Pick out all lines with the word "values" from the records that follow.
_ _ _
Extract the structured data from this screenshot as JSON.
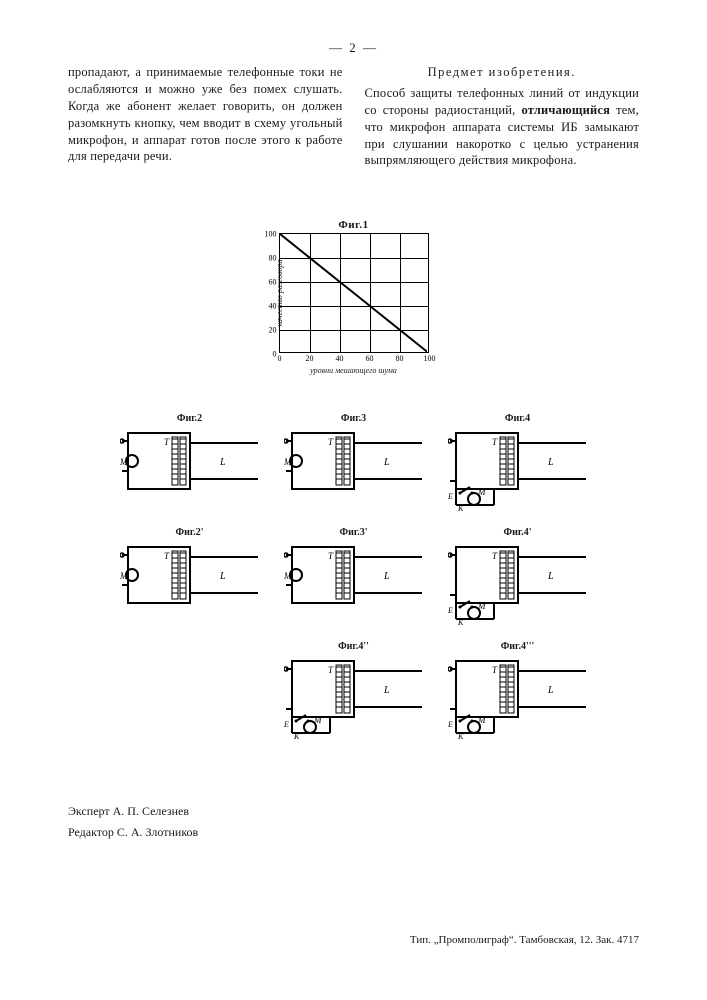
{
  "page_number": "— 2 —",
  "left_column": "пропадают, а принимаемые телефонные токи не ослабляются и можно уже без помех слушать. Когда же абонент желает говорить, он должен разомкнуть кнопку, чем вводит в схему угольный микрофон, и аппарат готов после этого к работе для передачи речи.",
  "right_heading": "Предмет изобретения.",
  "right_column_pre": "Способ защиты телефонных линий от индукции со стороны радиостанций, ",
  "right_column_bold": "отличающийся",
  "right_column_post": " тем, что микрофон аппарата системы ИБ замыкают при слушании накоротко с целью устранения выпрямляющего действия микрофона.",
  "fig1": {
    "title": "Фиг.1",
    "x_ticks": [
      0,
      20,
      40,
      60,
      80,
      100
    ],
    "y_ticks": [
      0,
      20,
      40,
      60,
      80,
      100
    ],
    "xlim": [
      0,
      100
    ],
    "ylim": [
      0,
      100
    ],
    "data_points": [
      [
        0,
        100
      ],
      [
        20,
        80
      ],
      [
        40,
        60
      ],
      [
        60,
        40
      ],
      [
        80,
        20
      ],
      [
        100,
        0
      ]
    ],
    "line_color": "#000000",
    "line_width": 2,
    "grid_color": "#000000",
    "x_label": "уровни мешающего шума",
    "y_label_left": "качество разговора",
    "y_label_right": ""
  },
  "schematics": [
    {
      "title": "Фиг.2",
      "row": 1,
      "col": 1,
      "M_pos": "left-mid",
      "switch": false
    },
    {
      "title": "Фиг.3",
      "row": 1,
      "col": 2,
      "M_pos": "left-mid",
      "switch": false
    },
    {
      "title": "Фиг.4",
      "row": 1,
      "col": 3,
      "M_pos": "bottom",
      "switch": true
    },
    {
      "title": "Фиг.2'",
      "row": 2,
      "col": 1,
      "M_pos": "left-mid",
      "switch": false
    },
    {
      "title": "Фиг.3'",
      "row": 2,
      "col": 2,
      "M_pos": "left-mid",
      "switch": false
    },
    {
      "title": "Фиг.4'",
      "row": 2,
      "col": 3,
      "M_pos": "bottom",
      "switch": true
    },
    {
      "title": "Фиг.4''",
      "row": 3,
      "col": 2,
      "M_pos": "bottom",
      "switch": true
    },
    {
      "title": "Фиг.4'''",
      "row": 3,
      "col": 3,
      "M_pos": "bottom",
      "switch": true
    }
  ],
  "schem_labels": {
    "T": "T",
    "M": "M",
    "L": "L",
    "K": "K",
    "E": "E"
  },
  "stroke_color": "#000000",
  "credits_expert": "Эксперт А. П. Селезнев",
  "credits_editor": "Редактор С. А. Злотников",
  "imprint": "Тип. „Промполиграф“. Тамбовская, 12. Зак. 4717",
  "scribble": ""
}
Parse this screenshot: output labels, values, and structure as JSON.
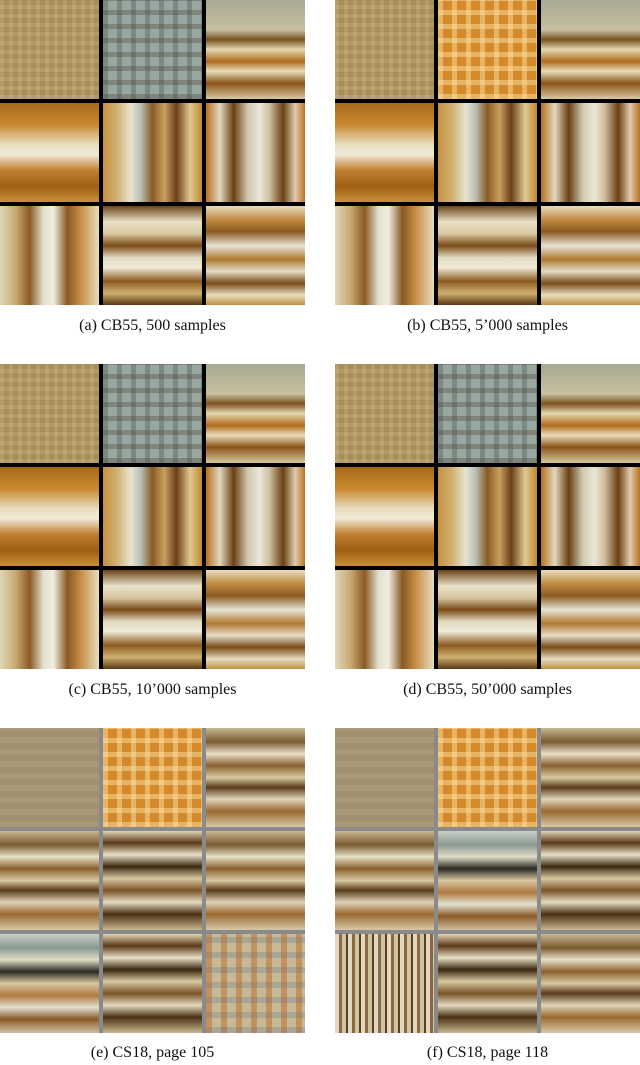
{
  "figure": {
    "panels": [
      {
        "id": "a",
        "caption": "(a) CB55, 500 samples",
        "border": "black",
        "tiles": [
          "plain-tan",
          "blue-gray-check",
          "tan-stripes-lower",
          "orange-blotch-h",
          "vertical-bars",
          "vertical-bars-dark",
          "vertical-bars-light",
          "horizontal-blotches",
          "horizontal-stripes"
        ]
      },
      {
        "id": "b",
        "caption": "(b) CB55, 5’000 samples",
        "border": "black",
        "tiles": [
          "plain-tan",
          "orange-check",
          "tan-stripes-lower",
          "orange-blotch-h",
          "vertical-bars",
          "vertical-bars-dark",
          "vertical-bars-light",
          "horizontal-blotches",
          "horizontal-stripes"
        ]
      },
      {
        "id": "c",
        "caption": "(c) CB55, 10’000 samples",
        "border": "black",
        "tiles": [
          "plain-tan",
          "blue-gray-check",
          "tan-stripes-lower",
          "orange-blotch-h",
          "vertical-bars",
          "vertical-bars-dark",
          "vertical-bars-light",
          "horizontal-blotches",
          "horizontal-stripes"
        ]
      },
      {
        "id": "d",
        "caption": "(d) CB55, 50’000 samples",
        "border": "black",
        "tiles": [
          "plain-tan",
          "blue-gray-check",
          "tan-stripes-lower",
          "orange-blotch-h",
          "vertical-bars",
          "vertical-bars-dark",
          "vertical-bars-light",
          "horizontal-blotches",
          "horizontal-stripes"
        ]
      },
      {
        "id": "e",
        "caption": "(e) CS18, page 105",
        "border": "gray",
        "tiles": [
          "plain-taupe",
          "orange-check",
          "brown-bands",
          "brown-bands",
          "brown-bands-dark",
          "brown-bands",
          "blue-bands",
          "brown-bands-dark",
          "blue-orange-check"
        ]
      },
      {
        "id": "f",
        "caption": "(f) CS18, page 118",
        "border": "gray",
        "tiles": [
          "plain-taupe",
          "orange-check",
          "brown-bands",
          "brown-bands",
          "blue-bands",
          "brown-bands-dark",
          "vertical-thin",
          "brown-bands-dark",
          "brown-bands"
        ]
      }
    ]
  }
}
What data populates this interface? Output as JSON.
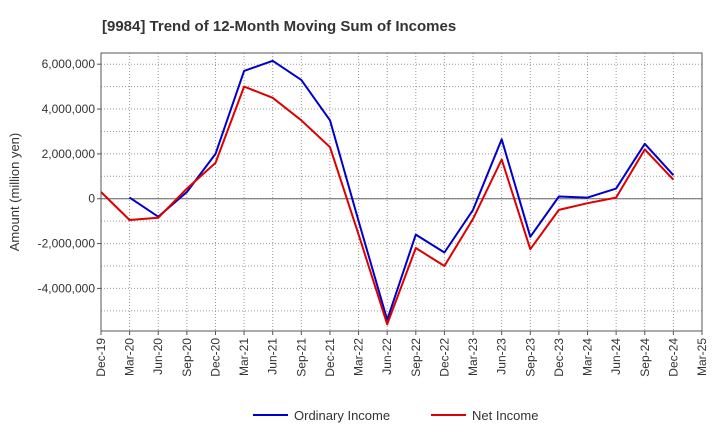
{
  "chart_data": {
    "type": "line",
    "title": "[9984]  Trend of 12-Month Moving Sum of Incomes",
    "xlabel": "",
    "ylabel": "Amount (million yen)",
    "ylim": [
      -5900000,
      6500000
    ],
    "y_ticks": [
      6000000,
      4000000,
      2000000,
      0,
      -2000000,
      -4000000
    ],
    "y_tick_labels": [
      "6,000,000",
      "4,000,000",
      "2,000,000",
      "0",
      "-2,000,000",
      "-4,000,000"
    ],
    "categories": [
      "Dec-19",
      "Mar-20",
      "Jun-20",
      "Sep-20",
      "Dec-20",
      "Mar-21",
      "Jun-21",
      "Sep-21",
      "Dec-21",
      "Mar-22",
      "Jun-22",
      "Sep-22",
      "Dec-22",
      "Mar-23",
      "Jun-23",
      "Sep-23",
      "Dec-23",
      "Mar-24",
      "Jun-24",
      "Sep-24",
      "Dec-24",
      "Mar-25"
    ],
    "grid": true,
    "legend_position": "bottom",
    "series": [
      {
        "name": "Ordinary Income",
        "color": "#0000cc",
        "values": [
          null,
          50000,
          -800000,
          300000,
          2000000,
          5700000,
          6150000,
          5300000,
          3500000,
          -1000000,
          -5400000,
          -1600000,
          -2400000,
          -500000,
          2650000,
          -1700000,
          100000,
          50000,
          450000,
          2450000,
          1050000,
          null
        ]
      },
      {
        "name": "Net Income",
        "color": "#dd0000",
        "values": [
          300000,
          -950000,
          -850000,
          450000,
          1600000,
          5000000,
          4500000,
          3500000,
          2300000,
          -1600000,
          -5600000,
          -2200000,
          -3000000,
          -900000,
          1750000,
          -2250000,
          -500000,
          -200000,
          50000,
          2200000,
          850000,
          null
        ]
      }
    ]
  }
}
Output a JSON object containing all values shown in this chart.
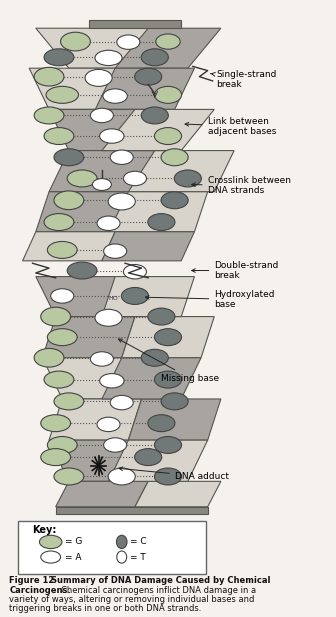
{
  "figure_title": "Figure 12",
  "figure_bold": "Summary of DNA Damage Caused by Chemical Carcinogens.",
  "figure_caption": " Chemical carcinogens inflict DNA damage in a variety of ways, altering or removing individual bases and triggering breaks in one or both DNA strands.",
  "bg_color": "#f5f2ed",
  "light_ribbon": "#d8d4cc",
  "dark_ribbon": "#a8a4a0",
  "cap_color": "#888880",
  "edge_color": "#555550",
  "base_G_color": "#b8c8a0",
  "base_C_color": "#707878",
  "base_A_color": "#ffffff",
  "base_T_color": "#ffffff",
  "label_fontsize": 6.5,
  "key_fontsize": 6.5,
  "caption_fontsize": 6.0
}
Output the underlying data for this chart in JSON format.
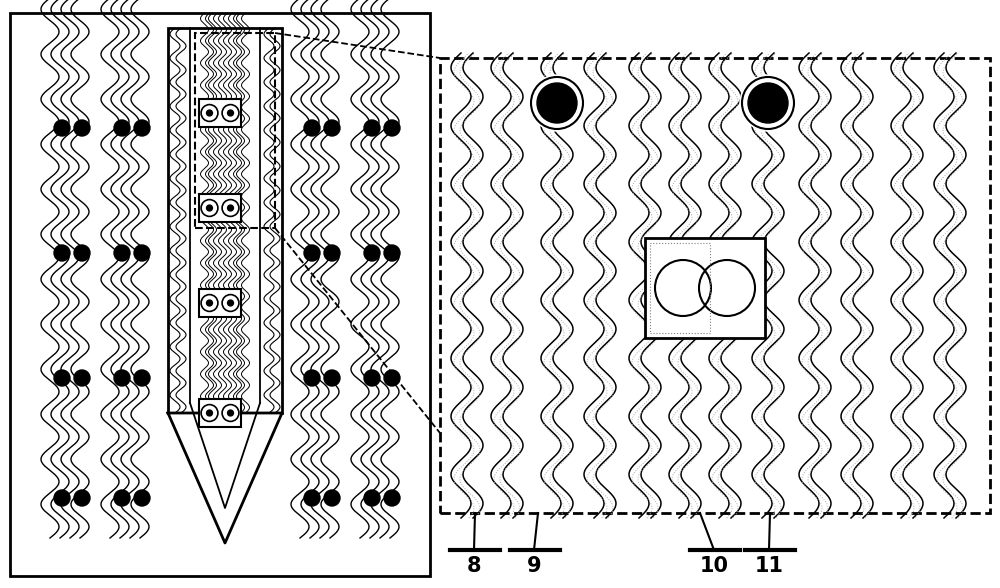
{
  "fig_width": 10.0,
  "fig_height": 5.88,
  "bg_color": "#ffffff",
  "labels": [
    "8",
    "9",
    "10",
    "11"
  ]
}
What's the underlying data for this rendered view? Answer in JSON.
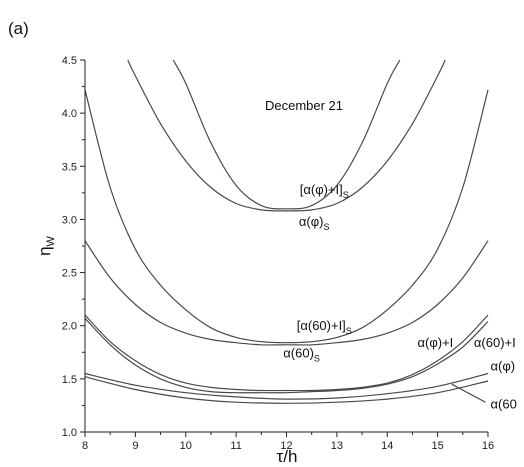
{
  "chart_data": {
    "type": "line",
    "panel_label": "(a)",
    "title": "December 21",
    "xlabel": "τ/h",
    "ylabel_main": "η",
    "ylabel_sub": "W",
    "xlim": [
      8,
      16
    ],
    "ylim": [
      1.0,
      4.5
    ],
    "xticks": [
      8,
      9,
      10,
      11,
      12,
      13,
      14,
      15,
      16
    ],
    "yticks": [
      1.0,
      1.5,
      2.0,
      2.5,
      3.0,
      3.5,
      4.0,
      4.5
    ],
    "series": [
      {
        "name": "[α(φ)+I]S",
        "x": [
          9.75,
          10.0,
          10.5,
          11.0,
          11.5,
          12.0,
          12.5,
          13.0,
          13.5,
          14.0,
          14.25
        ],
        "y": [
          4.5,
          4.28,
          3.72,
          3.32,
          3.13,
          3.1,
          3.13,
          3.32,
          3.72,
          4.28,
          4.5
        ]
      },
      {
        "name": "α(φ)S",
        "x": [
          8.85,
          9.0,
          9.5,
          10.0,
          10.5,
          11.0,
          11.5,
          12.0,
          12.5,
          13.0,
          13.5,
          14.0,
          14.5,
          15.0,
          15.15
        ],
        "y": [
          4.5,
          4.35,
          3.9,
          3.55,
          3.3,
          3.15,
          3.09,
          3.08,
          3.09,
          3.15,
          3.3,
          3.55,
          3.9,
          4.35,
          4.5
        ]
      },
      {
        "name": "[α(60)+I]S",
        "x": [
          8.0,
          8.5,
          9.0,
          9.5,
          10.0,
          10.5,
          11.0,
          11.5,
          12.0,
          12.5,
          13.0,
          13.5,
          14.0,
          14.5,
          15.0,
          15.5,
          16.0
        ],
        "y": [
          4.22,
          3.3,
          2.72,
          2.38,
          2.15,
          1.98,
          1.89,
          1.85,
          1.84,
          1.85,
          1.89,
          1.98,
          2.15,
          2.38,
          2.72,
          3.3,
          4.22
        ]
      },
      {
        "name": "α(60)S",
        "x": [
          8.0,
          8.5,
          9.0,
          9.5,
          10.0,
          10.5,
          11.0,
          11.5,
          12.0,
          12.5,
          13.0,
          13.5,
          14.0,
          14.5,
          15.0,
          15.5,
          16.0
        ],
        "y": [
          2.8,
          2.45,
          2.2,
          2.03,
          1.93,
          1.87,
          1.84,
          1.82,
          1.82,
          1.82,
          1.84,
          1.87,
          1.93,
          2.03,
          2.2,
          2.45,
          2.8
        ]
      },
      {
        "name": "α(φ)+I",
        "x": [
          8.0,
          8.5,
          9.0,
          9.5,
          10.0,
          10.5,
          11.0,
          11.5,
          12.0,
          12.5,
          13.0,
          13.5,
          14.0,
          14.5,
          15.0,
          15.5,
          16.0
        ],
        "y": [
          2.1,
          1.85,
          1.67,
          1.54,
          1.46,
          1.42,
          1.4,
          1.39,
          1.39,
          1.39,
          1.4,
          1.42,
          1.46,
          1.54,
          1.67,
          1.85,
          2.1
        ]
      },
      {
        "name": "α(60)+I",
        "x": [
          8.0,
          8.5,
          9.0,
          9.5,
          10.0,
          10.5,
          11.0,
          11.5,
          12.0,
          12.5,
          13.0,
          13.5,
          14.0,
          14.5,
          15.0,
          15.5,
          16.0
        ],
        "y": [
          2.07,
          1.82,
          1.63,
          1.5,
          1.42,
          1.38,
          1.37,
          1.37,
          1.37,
          1.38,
          1.39,
          1.41,
          1.45,
          1.52,
          1.64,
          1.8,
          2.04
        ]
      },
      {
        "name": "α(φ)",
        "x": [
          8.0,
          9.0,
          10.0,
          11.0,
          12.0,
          13.0,
          14.0,
          15.0,
          16.0
        ],
        "y": [
          1.55,
          1.44,
          1.37,
          1.33,
          1.31,
          1.32,
          1.36,
          1.43,
          1.55
        ]
      },
      {
        "name": "α(60)",
        "x": [
          8.0,
          9.0,
          10.0,
          11.0,
          12.0,
          13.0,
          14.0,
          15.0,
          16.0
        ],
        "y": [
          1.52,
          1.4,
          1.32,
          1.28,
          1.27,
          1.28,
          1.31,
          1.37,
          1.48
        ]
      }
    ],
    "annotations": [
      {
        "main": "[α(φ)+I]",
        "sub": "S",
        "x": 12.75,
        "y": 3.24,
        "anchor": "middle"
      },
      {
        "main": "α(φ)",
        "sub": "S",
        "x": 12.55,
        "y": 2.94,
        "anchor": "middle"
      },
      {
        "main": "[α(60)+I]",
        "sub": "S",
        "x": 12.75,
        "y": 1.96,
        "anchor": "middle"
      },
      {
        "main": "α(60)",
        "sub": "S",
        "x": 12.3,
        "y": 1.7,
        "anchor": "middle"
      },
      {
        "main": "α(φ)+I",
        "sub": "",
        "x": 14.6,
        "y": 1.8,
        "anchor": "start"
      },
      {
        "main": "α(60)+I",
        "sub": "",
        "x": 15.72,
        "y": 1.8,
        "anchor": "start"
      },
      {
        "main": "α(φ)",
        "sub": "",
        "x": 16.05,
        "y": 1.58,
        "anchor": "start"
      },
      {
        "main": "α(60",
        "sub": "",
        "x": 16.05,
        "y": 1.22,
        "anchor": "start"
      }
    ],
    "leaders": [
      {
        "x1": 15.28,
        "y1": 1.45,
        "x2": 15.95,
        "y2": 1.28
      }
    ],
    "grid": false
  }
}
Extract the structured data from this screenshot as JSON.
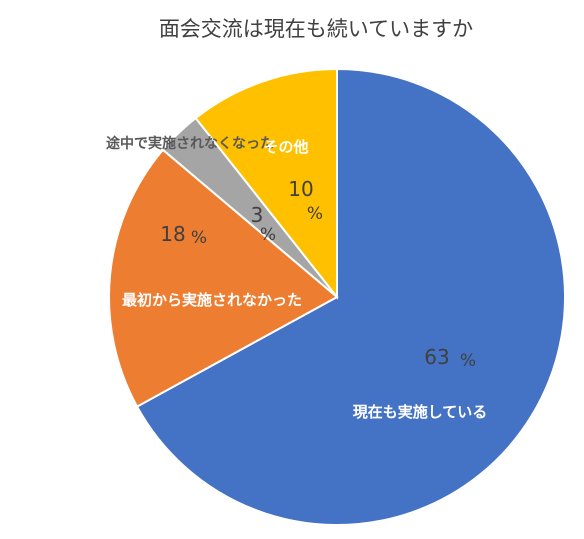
_ _ _
* SOLUTION TO THIS TASK:
Parse this screenshot: output labels, values, and structure as JSON.
        "values": [
        "values": [
Output a JSON object containing all values shown in this chart.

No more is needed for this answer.